### Data records
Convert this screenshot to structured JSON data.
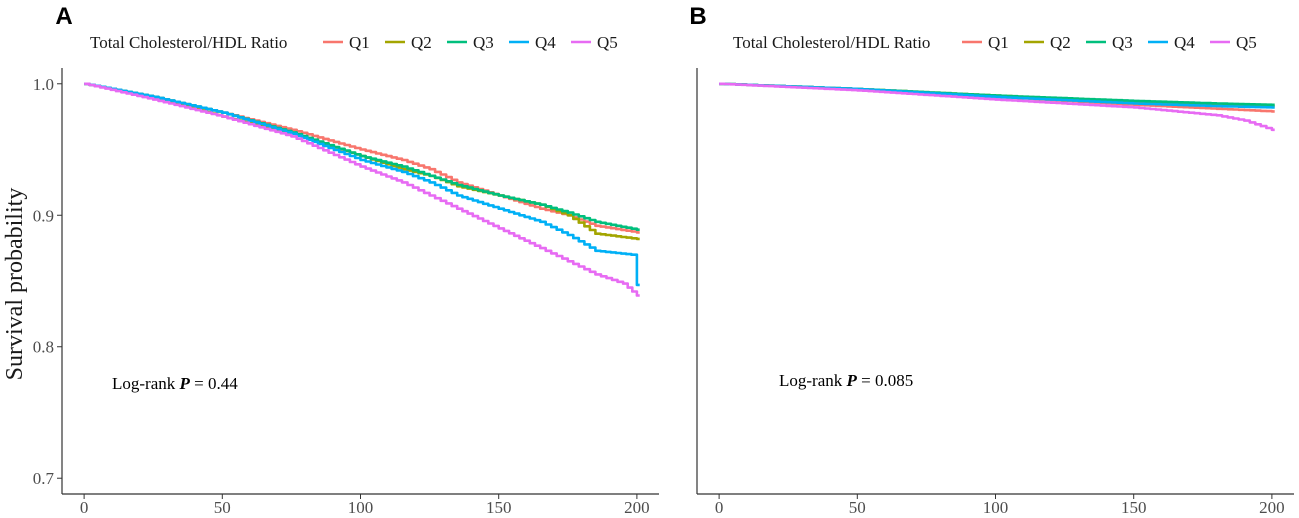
{
  "chart_data": [
    {
      "type": "line",
      "panel": "A",
      "title": "",
      "xlabel": "",
      "ylabel": "Survival probability",
      "xlim": [
        -8,
        208
      ],
      "ylim": [
        0.688,
        1.012
      ],
      "x_ticks": [
        "0",
        "50",
        "100",
        "150",
        "200"
      ],
      "y_ticks": [
        "0.7",
        "0.8",
        "0.9",
        "1.0"
      ],
      "grid": false,
      "legend_title": "Total Cholesterol/HDL Ratio",
      "legend_position": "top",
      "annotation": {
        "prefix": "Log-rank ",
        "p": "P",
        "value": " = 0.44"
      },
      "series": [
        {
          "name": "Q1",
          "color": "#F8766D",
          "x": [
            0,
            25,
            50,
            75,
            100,
            115,
            125,
            135,
            150,
            165,
            175,
            185,
            200
          ],
          "values": [
            1.0,
            0.99,
            0.978,
            0.965,
            0.95,
            0.942,
            0.935,
            0.925,
            0.915,
            0.905,
            0.9,
            0.892,
            0.887
          ]
        },
        {
          "name": "Q2",
          "color": "#A3A500",
          "x": [
            0,
            25,
            50,
            75,
            100,
            115,
            125,
            135,
            150,
            165,
            175,
            185,
            200
          ],
          "values": [
            1.0,
            0.99,
            0.975,
            0.962,
            0.945,
            0.935,
            0.93,
            0.922,
            0.915,
            0.908,
            0.9,
            0.886,
            0.882
          ]
        },
        {
          "name": "Q3",
          "color": "#00BF7D",
          "x": [
            0,
            25,
            50,
            75,
            100,
            115,
            125,
            135,
            150,
            165,
            175,
            185,
            200
          ],
          "values": [
            1.0,
            0.99,
            0.978,
            0.963,
            0.945,
            0.937,
            0.93,
            0.923,
            0.915,
            0.908,
            0.902,
            0.895,
            0.889
          ]
        },
        {
          "name": "Q4",
          "color": "#00B0F6",
          "x": [
            0,
            25,
            50,
            75,
            100,
            115,
            125,
            135,
            150,
            165,
            175,
            185,
            198,
            200
          ],
          "values": [
            1.0,
            0.99,
            0.978,
            0.962,
            0.942,
            0.933,
            0.925,
            0.915,
            0.905,
            0.895,
            0.885,
            0.873,
            0.87,
            0.847
          ]
        },
        {
          "name": "Q5",
          "color": "#E76BF3",
          "x": [
            0,
            25,
            50,
            75,
            100,
            115,
            125,
            135,
            150,
            165,
            175,
            185,
            195,
            200
          ],
          "values": [
            1.0,
            0.988,
            0.975,
            0.96,
            0.937,
            0.925,
            0.915,
            0.905,
            0.89,
            0.875,
            0.865,
            0.855,
            0.848,
            0.839
          ]
        }
      ]
    },
    {
      "type": "line",
      "panel": "B",
      "title": "",
      "xlabel": "",
      "ylabel": "",
      "xlim": [
        -8,
        208
      ],
      "ylim": [
        0.688,
        1.012
      ],
      "x_ticks": [
        "0",
        "50",
        "100",
        "150",
        "200"
      ],
      "y_ticks": [],
      "grid": false,
      "legend_title": "Total Cholesterol/HDL Ratio",
      "legend_position": "top",
      "annotation": {
        "prefix": "Log-rank ",
        "p": "P",
        "value": " = 0.085"
      },
      "series": [
        {
          "name": "Q1",
          "color": "#F8766D",
          "x": [
            0,
            50,
            100,
            150,
            180,
            200
          ],
          "values": [
            1.0,
            0.996,
            0.99,
            0.984,
            0.981,
            0.979
          ]
        },
        {
          "name": "Q2",
          "color": "#A3A500",
          "x": [
            0,
            50,
            100,
            150,
            180,
            200
          ],
          "values": [
            1.0,
            0.996,
            0.991,
            0.986,
            0.984,
            0.983
          ]
        },
        {
          "name": "Q3",
          "color": "#00BF7D",
          "x": [
            0,
            50,
            100,
            150,
            180,
            200
          ],
          "values": [
            1.0,
            0.996,
            0.991,
            0.987,
            0.985,
            0.984
          ]
        },
        {
          "name": "Q4",
          "color": "#00B0F6",
          "x": [
            0,
            50,
            100,
            150,
            180,
            200
          ],
          "values": [
            1.0,
            0.996,
            0.99,
            0.985,
            0.983,
            0.982
          ]
        },
        {
          "name": "Q5",
          "color": "#E76BF3",
          "x": [
            0,
            50,
            100,
            150,
            180,
            190,
            200
          ],
          "values": [
            1.0,
            0.995,
            0.988,
            0.982,
            0.976,
            0.972,
            0.965
          ]
        }
      ]
    }
  ]
}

### Exercise objective
Each line above that holds the string "ylabel" should be copied and shown.

### Response to the exercise
      "ylabel": "Survival probability",
      "ylabel": "",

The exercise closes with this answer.